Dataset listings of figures
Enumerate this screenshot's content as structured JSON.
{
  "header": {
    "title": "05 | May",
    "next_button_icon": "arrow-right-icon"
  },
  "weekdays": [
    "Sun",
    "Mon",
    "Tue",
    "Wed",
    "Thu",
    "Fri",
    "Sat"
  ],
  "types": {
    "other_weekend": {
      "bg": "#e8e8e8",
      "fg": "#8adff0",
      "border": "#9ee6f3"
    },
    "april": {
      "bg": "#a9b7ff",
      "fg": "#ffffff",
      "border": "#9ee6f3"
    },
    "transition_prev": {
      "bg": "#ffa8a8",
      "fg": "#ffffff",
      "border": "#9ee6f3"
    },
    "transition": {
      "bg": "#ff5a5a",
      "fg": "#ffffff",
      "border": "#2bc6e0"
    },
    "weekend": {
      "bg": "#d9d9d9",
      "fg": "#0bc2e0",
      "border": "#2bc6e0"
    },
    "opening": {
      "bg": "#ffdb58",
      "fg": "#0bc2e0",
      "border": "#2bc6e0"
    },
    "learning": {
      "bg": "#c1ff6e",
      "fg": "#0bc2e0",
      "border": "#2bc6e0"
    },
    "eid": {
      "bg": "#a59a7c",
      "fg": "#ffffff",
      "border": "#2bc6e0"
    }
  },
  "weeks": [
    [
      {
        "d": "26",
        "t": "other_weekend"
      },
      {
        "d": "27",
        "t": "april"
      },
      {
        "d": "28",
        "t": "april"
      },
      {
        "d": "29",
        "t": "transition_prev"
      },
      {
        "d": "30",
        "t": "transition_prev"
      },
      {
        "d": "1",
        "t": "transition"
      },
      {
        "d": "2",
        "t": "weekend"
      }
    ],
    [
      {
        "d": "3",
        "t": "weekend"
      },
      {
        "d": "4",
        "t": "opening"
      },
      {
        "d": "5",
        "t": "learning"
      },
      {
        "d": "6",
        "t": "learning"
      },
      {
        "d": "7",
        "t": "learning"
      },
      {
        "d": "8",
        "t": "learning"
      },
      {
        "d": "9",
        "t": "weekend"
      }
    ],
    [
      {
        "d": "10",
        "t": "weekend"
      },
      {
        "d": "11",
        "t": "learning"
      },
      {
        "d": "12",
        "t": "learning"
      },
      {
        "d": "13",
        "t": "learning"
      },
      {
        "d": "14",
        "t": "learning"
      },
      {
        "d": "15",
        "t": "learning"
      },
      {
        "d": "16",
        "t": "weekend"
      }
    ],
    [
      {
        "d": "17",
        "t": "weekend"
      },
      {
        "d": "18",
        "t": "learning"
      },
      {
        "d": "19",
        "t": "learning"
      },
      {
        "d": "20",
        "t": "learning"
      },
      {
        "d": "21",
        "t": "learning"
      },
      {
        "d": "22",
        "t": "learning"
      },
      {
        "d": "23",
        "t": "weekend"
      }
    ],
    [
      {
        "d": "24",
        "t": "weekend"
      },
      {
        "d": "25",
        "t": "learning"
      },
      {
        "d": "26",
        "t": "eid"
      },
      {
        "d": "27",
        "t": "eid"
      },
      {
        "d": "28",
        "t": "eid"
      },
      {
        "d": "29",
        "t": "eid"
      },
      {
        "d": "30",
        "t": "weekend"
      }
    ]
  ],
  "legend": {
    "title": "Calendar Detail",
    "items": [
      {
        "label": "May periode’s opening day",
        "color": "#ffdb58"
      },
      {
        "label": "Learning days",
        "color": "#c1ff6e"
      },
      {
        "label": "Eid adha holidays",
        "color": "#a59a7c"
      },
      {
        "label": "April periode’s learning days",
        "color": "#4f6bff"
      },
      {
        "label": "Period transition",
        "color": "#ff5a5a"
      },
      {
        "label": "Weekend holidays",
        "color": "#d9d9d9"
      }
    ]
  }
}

__Exercise requirements__. Extract the entries above verbatim.

__Solution to this exercise__.
Enumerate this screenshot's content as structured JSON.
{
  "header": {
    "title": "05 | May",
    "next_button_icon": "arrow-right-icon"
  },
  "weekdays": [
    "Sun",
    "Mon",
    "Tue",
    "Wed",
    "Thu",
    "Fri",
    "Sat"
  ],
  "types": {
    "other_weekend": {
      "bg": "#e8e8e8",
      "fg": "#8adff0",
      "border": "#9ee6f3"
    },
    "april": {
      "bg": "#a9b7ff",
      "fg": "#ffffff",
      "border": "#9ee6f3"
    },
    "transition_prev": {
      "bg": "#ffa8a8",
      "fg": "#ffffff",
      "border": "#9ee6f3"
    },
    "transition": {
      "bg": "#ff5a5a",
      "fg": "#ffffff",
      "border": "#2bc6e0"
    },
    "weekend": {
      "bg": "#d9d9d9",
      "fg": "#0bc2e0",
      "border": "#2bc6e0"
    },
    "opening": {
      "bg": "#ffdb58",
      "fg": "#0bc2e0",
      "border": "#2bc6e0"
    },
    "learning": {
      "bg": "#c1ff6e",
      "fg": "#0bc2e0",
      "border": "#2bc6e0"
    },
    "eid": {
      "bg": "#a59a7c",
      "fg": "#ffffff",
      "border": "#2bc6e0"
    }
  },
  "weeks": [
    [
      {
        "d": "26",
        "t": "other_weekend"
      },
      {
        "d": "27",
        "t": "april"
      },
      {
        "d": "28",
        "t": "april"
      },
      {
        "d": "29",
        "t": "transition_prev"
      },
      {
        "d": "30",
        "t": "transition_prev"
      },
      {
        "d": "1",
        "t": "transition"
      },
      {
        "d": "2",
        "t": "weekend"
      }
    ],
    [
      {
        "d": "3",
        "t": "weekend"
      },
      {
        "d": "4",
        "t": "opening"
      },
      {
        "d": "5",
        "t": "learning"
      },
      {
        "d": "6",
        "t": "learning"
      },
      {
        "d": "7",
        "t": "learning"
      },
      {
        "d": "8",
        "t": "learning"
      },
      {
        "d": "9",
        "t": "weekend"
      }
    ],
    [
      {
        "d": "10",
        "t": "weekend"
      },
      {
        "d": "11",
        "t": "learning"
      },
      {
        "d": "12",
        "t": "learning"
      },
      {
        "d": "13",
        "t": "learning"
      },
      {
        "d": "14",
        "t": "learning"
      },
      {
        "d": "15",
        "t": "learning"
      },
      {
        "d": "16",
        "t": "weekend"
      }
    ],
    [
      {
        "d": "17",
        "t": "weekend"
      },
      {
        "d": "18",
        "t": "learning"
      },
      {
        "d": "19",
        "t": "learning"
      },
      {
        "d": "20",
        "t": "learning"
      },
      {
        "d": "21",
        "t": "learning"
      },
      {
        "d": "22",
        "t": "learning"
      },
      {
        "d": "23",
        "t": "weekend"
      }
    ],
    [
      {
        "d": "24",
        "t": "weekend"
      },
      {
        "d": "25",
        "t": "learning"
      },
      {
        "d": "26",
        "t": "eid"
      },
      {
        "d": "27",
        "t": "eid"
      },
      {
        "d": "28",
        "t": "eid"
      },
      {
        "d": "29",
        "t": "eid"
      },
      {
        "d": "30",
        "t": "weekend"
      }
    ]
  ],
  "legend": {
    "title": "Calendar Detail",
    "items": [
      {
        "label": "May periode’s opening day",
        "color": "#ffdb58"
      },
      {
        "label": "Learning days",
        "color": "#c1ff6e"
      },
      {
        "label": "Eid adha holidays",
        "color": "#a59a7c"
      },
      {
        "label": "April periode’s learning days",
        "color": "#4f6bff"
      },
      {
        "label": "Period transition",
        "color": "#ff5a5a"
      },
      {
        "label": "Weekend holidays",
        "color": "#d9d9d9"
      }
    ]
  }
}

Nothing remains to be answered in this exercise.